- Goal
Any pictures in the records below should be skipped; write out everything else exactly.

# # # # #

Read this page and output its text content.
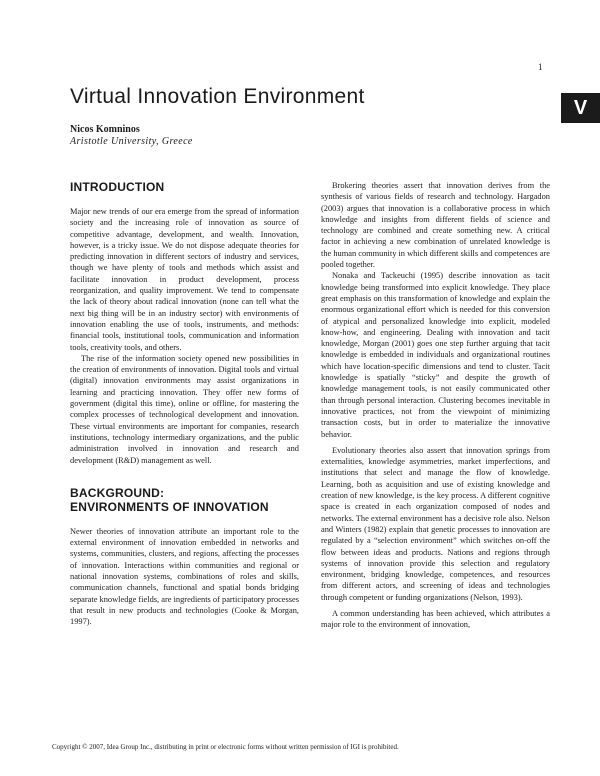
1
V
Virtual Innovation Environment
Nicos Komninos
Aristotle University, Greece
INTRODUCTION

Major new trends of our era emerge from the spread of information society and the increasing role of innovation as source of competitive advantage, development, and wealth. Innovation, however, is a tricky issue. We do not dispose adequate theories for predicting innovation in different sectors of industry and services, though we have plenty of tools and methods which assist and facilitate innovation in product development, process reorganization, and quality improvement. We tend to compensate the lack of theory about radical innovation (none can tell what the next big thing will be in an industry sector) with environments of innovation enabling the use of tools, instruments, and methods: financial tools, institutional tools, communication and information tools, creativity tools, and others.

The rise of the information society opened new possibilities in the creation of environments of innovation. Digital tools and virtual (digital) innovation environments may assist organizations in learning and practicing innovation. They offer new forms of government (digital this time), online or offline, for mastering the complex processes of technological development and innovation. These virtual environments are important for companies, research institutions, technology intermediary organizations, and the public administration involved in innovation and research and development (R&D) management as well.

BACKGROUND:
ENVIRONMENTS OF INNOVATION

Newer theories of innovation attribute an important role to the external environment of innovation embedded in networks and systems, communities, clusters, and regions, affecting the processes of innovation. Interactions within communities and regional or national innovation systems, combinations of roles and skills, communication channels, functional and spatial bonds bridging separate knowledge fields, are ingredients of participatory processes that result in new products and technologies (Cooke & Morgan, 1997).

Brokering theories assert that innovation derives from the synthesis of various fields of research and technology. Hargadon (2003) argues that innovation is a collaborative process in which knowledge and insights from different fields of science and technology are combined and create something new. A critical factor in achieving a new combination of unrelated knowledge is the human community in which different skills and competences are pooled together.

Nonaka and Tackeuchi (1995) describe innovation as tacit knowledge being transformed into explicit knowledge. They place great emphasis on this transformation of knowledge and explain the enormous organizational effort which is needed for this conversion of atypical and personalized knowledge into explicit, modeled know-how, and engineering. Dealing with innovation and tacit knowledge, Morgan (2001) goes one step further arguing that tacit knowledge is embedded in individuals and organizational routines which have location-specific dimensions and tend to cluster. Tacit knowledge is spatially “sticky” and despite the growth of knowledge management tools, is not easily communicated other than through personal interaction. Clustering becomes inevitable in innovative practices, not from the viewpoint of minimizing transaction costs, but in order to materialize the innovative behavior.

Evolutionary theories also assert that innovation springs from externalities, knowledge asymmetries, market imperfections, and institutions that select and manage the flow of knowledge. Learning, both as acquisition and use of existing knowledge and creation of new knowledge, is the key process. A different cognitive space is created in each organization composed of nodes and networks. The external environment has a decisive role also. Nelson and Winters (1982) explain that genetic processes to innovation are regulated by a “selection environment” which switches on-off the flow between ideas and products. Nations and regions through systems of innovation provide this selection and regulatory environment, bridging knowledge, competences, and resources from different actors, and screening of ideas and technologies through competent or funding organizations (Nelson, 1993).

A common understanding has been achieved, which attributes a major role to the environment of innovation,

Copyright © 2007, Idea Group Inc., distributing in print or electronic forms without written permission of IGI is prohibited.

# # # # #

- Problem solution
Read this page and output its text content.
1
V
Virtual Innovation Environment
Nicos Komninos
Aristotle University, Greece
INTRODUCTION

Major new trends of our era emerge from the spread of information society and the increasing role of innovation as source of competitive advantage, development, and wealth. Innovation, however, is a tricky issue. We do not dispose adequate theories for predicting innovation in different sectors of industry and services, though we have plenty of tools and methods which assist and facilitate innovation in product development, process reorganization, and quality improvement. We tend to compensate the lack of theory about radical innovation (none can tell what the next big thing will be in an industry sector) with environments of innovation enabling the use of tools, instruments, and methods: financial tools, institutional tools, communication and information tools, creativity tools, and others.

The rise of the information society opened new possibilities in the creation of environments of innovation. Digital tools and virtual (digital) innovation environments may assist organizations in learning and practicing innovation. They offer new forms of government (digital this time), online or offline, for mastering the complex processes of technological development and innovation. These virtual environments are important for companies, research institutions, technology intermediary organizations, and the public administration involved in innovation and research and development (R&D) management as well.

BACKGROUND:
ENVIRONMENTS OF INNOVATION

Newer theories of innovation attribute an important role to the external environment of innovation embedded in networks and systems, communities, clusters, and regions, affecting the processes of innovation. Interactions within communities and regional or national innovation systems, combinations of roles and skills, communication channels, functional and spatial bonds bridging separate knowledge fields, are ingredients of participatory processes that result in new products and technologies (Cooke & Morgan, 1997).

Brokering theories assert that innovation derives from the synthesis of various fields of research and technology. Hargadon (2003) argues that innovation is a collaborative process in which knowledge and insights from different fields of science and technology are combined and create something new. A critical factor in achieving a new combination of unrelated knowledge is the human community in which different skills and competences are pooled together.

Nonaka and Tackeuchi (1995) describe innovation as tacit knowledge being transformed into explicit knowledge. They place great emphasis on this transformation of knowledge and explain the enormous organizational effort which is needed for this conversion of atypical and personalized knowledge into explicit, modeled know-how, and engineering. Dealing with innovation and tacit knowledge, Morgan (2001) goes one step further arguing that tacit knowledge is embedded in individuals and organizational routines which have location-specific dimensions and tend to cluster. Tacit knowledge is spatially “sticky” and despite the growth of knowledge management tools, is not easily communicated other than through personal interaction. Clustering becomes inevitable in innovative practices, not from the viewpoint of minimizing transaction costs, but in order to materialize the innovative behavior.

Evolutionary theories also assert that innovation springs from externalities, knowledge asymmetries, market imperfections, and institutions that select and manage the flow of knowledge. Learning, both as acquisition and use of existing knowledge and creation of new knowledge, is the key process. A different cognitive space is created in each organization composed of nodes and networks. The external environment has a decisive role also. Nelson and Winters (1982) explain that genetic processes to innovation are regulated by a “selection environment” which switches on-off the flow between ideas and products. Nations and regions through systems of innovation provide this selection and regulatory environment, bridging knowledge, competences, and resources from different actors, and screening of ideas and technologies through competent or funding organizations (Nelson, 1993).

A common understanding has been achieved, which attributes a major role to the environment of innovation,

Copyright © 2007, Idea Group Inc., distributing in print or electronic forms without written permission of IGI is prohibited.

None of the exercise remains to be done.